→ What is needed
Copy out every line exactly, passing over the pictures.

=-=-=-=-=

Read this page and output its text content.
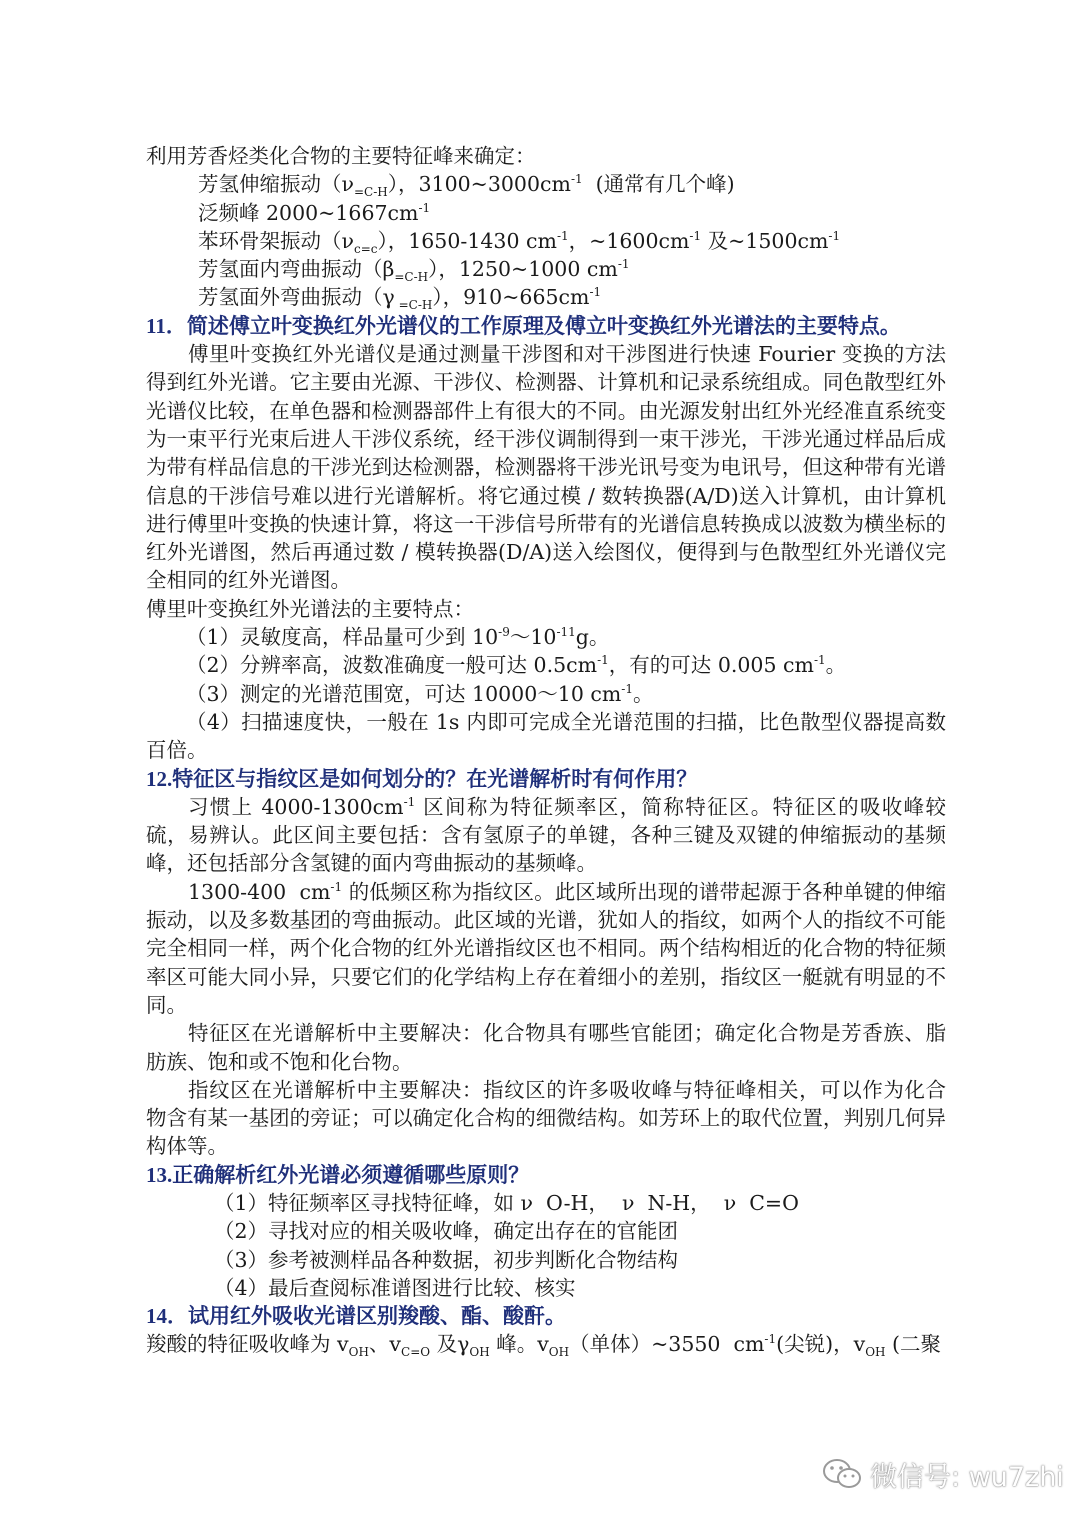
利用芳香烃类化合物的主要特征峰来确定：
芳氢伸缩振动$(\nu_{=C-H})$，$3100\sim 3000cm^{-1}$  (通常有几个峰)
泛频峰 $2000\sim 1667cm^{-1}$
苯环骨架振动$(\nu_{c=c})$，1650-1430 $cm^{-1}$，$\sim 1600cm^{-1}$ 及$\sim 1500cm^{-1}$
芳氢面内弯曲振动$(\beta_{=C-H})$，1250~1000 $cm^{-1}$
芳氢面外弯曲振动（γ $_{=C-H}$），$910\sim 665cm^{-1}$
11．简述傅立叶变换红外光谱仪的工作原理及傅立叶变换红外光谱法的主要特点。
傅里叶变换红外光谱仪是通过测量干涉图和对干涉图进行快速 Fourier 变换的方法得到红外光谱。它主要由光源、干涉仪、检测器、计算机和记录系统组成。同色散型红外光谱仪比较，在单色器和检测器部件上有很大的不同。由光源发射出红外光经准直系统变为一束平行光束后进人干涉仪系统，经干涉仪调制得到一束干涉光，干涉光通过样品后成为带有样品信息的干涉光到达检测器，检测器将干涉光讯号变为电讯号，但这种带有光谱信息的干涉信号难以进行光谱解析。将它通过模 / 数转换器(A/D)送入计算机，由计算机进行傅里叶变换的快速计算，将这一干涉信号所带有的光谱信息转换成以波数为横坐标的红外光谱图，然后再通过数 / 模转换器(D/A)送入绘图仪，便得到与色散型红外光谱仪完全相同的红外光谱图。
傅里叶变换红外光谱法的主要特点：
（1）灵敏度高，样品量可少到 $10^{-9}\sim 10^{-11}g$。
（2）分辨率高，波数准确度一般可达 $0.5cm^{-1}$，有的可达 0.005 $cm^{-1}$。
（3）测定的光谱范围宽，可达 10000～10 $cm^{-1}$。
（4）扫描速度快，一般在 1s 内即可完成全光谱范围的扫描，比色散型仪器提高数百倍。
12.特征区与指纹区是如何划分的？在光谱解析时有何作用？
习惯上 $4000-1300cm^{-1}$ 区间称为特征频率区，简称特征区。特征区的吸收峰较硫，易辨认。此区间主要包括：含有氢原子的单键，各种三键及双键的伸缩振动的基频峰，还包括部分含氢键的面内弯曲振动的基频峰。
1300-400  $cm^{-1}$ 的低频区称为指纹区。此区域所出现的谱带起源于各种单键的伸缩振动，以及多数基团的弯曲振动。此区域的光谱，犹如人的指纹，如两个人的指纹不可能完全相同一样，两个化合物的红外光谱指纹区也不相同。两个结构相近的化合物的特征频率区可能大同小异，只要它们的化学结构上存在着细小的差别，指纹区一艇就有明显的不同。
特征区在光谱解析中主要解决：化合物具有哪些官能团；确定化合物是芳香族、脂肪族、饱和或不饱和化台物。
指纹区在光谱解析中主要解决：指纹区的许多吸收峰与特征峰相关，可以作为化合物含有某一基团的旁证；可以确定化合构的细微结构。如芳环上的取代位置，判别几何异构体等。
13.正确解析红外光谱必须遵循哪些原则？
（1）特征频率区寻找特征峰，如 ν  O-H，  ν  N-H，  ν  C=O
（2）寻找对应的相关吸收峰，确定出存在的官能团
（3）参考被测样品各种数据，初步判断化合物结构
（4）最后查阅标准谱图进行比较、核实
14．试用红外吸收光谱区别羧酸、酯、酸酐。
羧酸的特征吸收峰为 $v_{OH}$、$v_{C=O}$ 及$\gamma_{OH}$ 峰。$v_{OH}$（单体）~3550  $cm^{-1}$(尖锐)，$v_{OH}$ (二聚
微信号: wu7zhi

=-=-=-=-=

→ Reply
Read this page and output its text content.
利用芳香烃类化合物的主要特征峰来确定：
芳氢伸缩振动$(\nu_{=C-H})$，$3100\sim 3000cm^{-1}$  (通常有几个峰)
泛频峰 $2000\sim 1667cm^{-1}$
苯环骨架振动$(\nu_{c=c})$，1650-1430 $cm^{-1}$，$\sim 1600cm^{-1}$ 及$\sim 1500cm^{-1}$
芳氢面内弯曲振动$(\beta_{=C-H})$，1250~1000 $cm^{-1}$
芳氢面外弯曲振动（γ $_{=C-H}$），$910\sim 665cm^{-1}$
11．简述傅立叶变换红外光谱仪的工作原理及傅立叶变换红外光谱法的主要特点。
傅里叶变换红外光谱仪是通过测量干涉图和对干涉图进行快速 Fourier 变换的方法得到红外光谱。它主要由光源、干涉仪、检测器、计算机和记录系统组成。同色散型红外光谱仪比较，在单色器和检测器部件上有很大的不同。由光源发射出红外光经准直系统变为一束平行光束后进人干涉仪系统，经干涉仪调制得到一束干涉光，干涉光通过样品后成为带有样品信息的干涉光到达检测器，检测器将干涉光讯号变为电讯号，但这种带有光谱信息的干涉信号难以进行光谱解析。将它通过模 / 数转换器(A/D)送入计算机，由计算机进行傅里叶变换的快速计算，将这一干涉信号所带有的光谱信息转换成以波数为横坐标的红外光谱图，然后再通过数 / 模转换器(D/A)送入绘图仪，便得到与色散型红外光谱仪完全相同的红外光谱图。
傅里叶变换红外光谱法的主要特点：
（1）灵敏度高，样品量可少到 $10^{-9}\sim 10^{-11}g$。
（2）分辨率高，波数准确度一般可达 $0.5cm^{-1}$，有的可达 0.005 $cm^{-1}$。
（3）测定的光谱范围宽，可达 10000～10 $cm^{-1}$。
（4）扫描速度快，一般在 1s 内即可完成全光谱范围的扫描，比色散型仪器提高数百倍。
12.特征区与指纹区是如何划分的？在光谱解析时有何作用？
习惯上 $4000-1300cm^{-1}$ 区间称为特征频率区，简称特征区。特征区的吸收峰较硫，易辨认。此区间主要包括：含有氢原子的单键，各种三键及双键的伸缩振动的基频峰，还包括部分含氢键的面内弯曲振动的基频峰。
1300-400  $cm^{-1}$ 的低频区称为指纹区。此区域所出现的谱带起源于各种单键的伸缩振动，以及多数基团的弯曲振动。此区域的光谱，犹如人的指纹，如两个人的指纹不可能完全相同一样，两个化合物的红外光谱指纹区也不相同。两个结构相近的化合物的特征频率区可能大同小异，只要它们的化学结构上存在着细小的差别，指纹区一艇就有明显的不同。
特征区在光谱解析中主要解决：化合物具有哪些官能团；确定化合物是芳香族、脂肪族、饱和或不饱和化台物。
指纹区在光谱解析中主要解决：指纹区的许多吸收峰与特征峰相关，可以作为化合物含有某一基团的旁证；可以确定化合构的细微结构。如芳环上的取代位置，判别几何异构体等。
13.正确解析红外光谱必须遵循哪些原则？
（1）特征频率区寻找特征峰，如 ν  O-H，  ν  N-H，  ν  C=O
（2）寻找对应的相关吸收峰，确定出存在的官能团
（3）参考被测样品各种数据，初步判断化合物结构
（4）最后查阅标准谱图进行比较、核实
14．试用红外吸收光谱区别羧酸、酯、酸酐。
羧酸的特征吸收峰为 $v_{OH}$、$v_{C=O}$ 及$\gamma_{OH}$ 峰。$v_{OH}$（单体）~3550  $cm^{-1}$(尖锐)，$v_{OH}$ (二聚
微信号: wu7zhi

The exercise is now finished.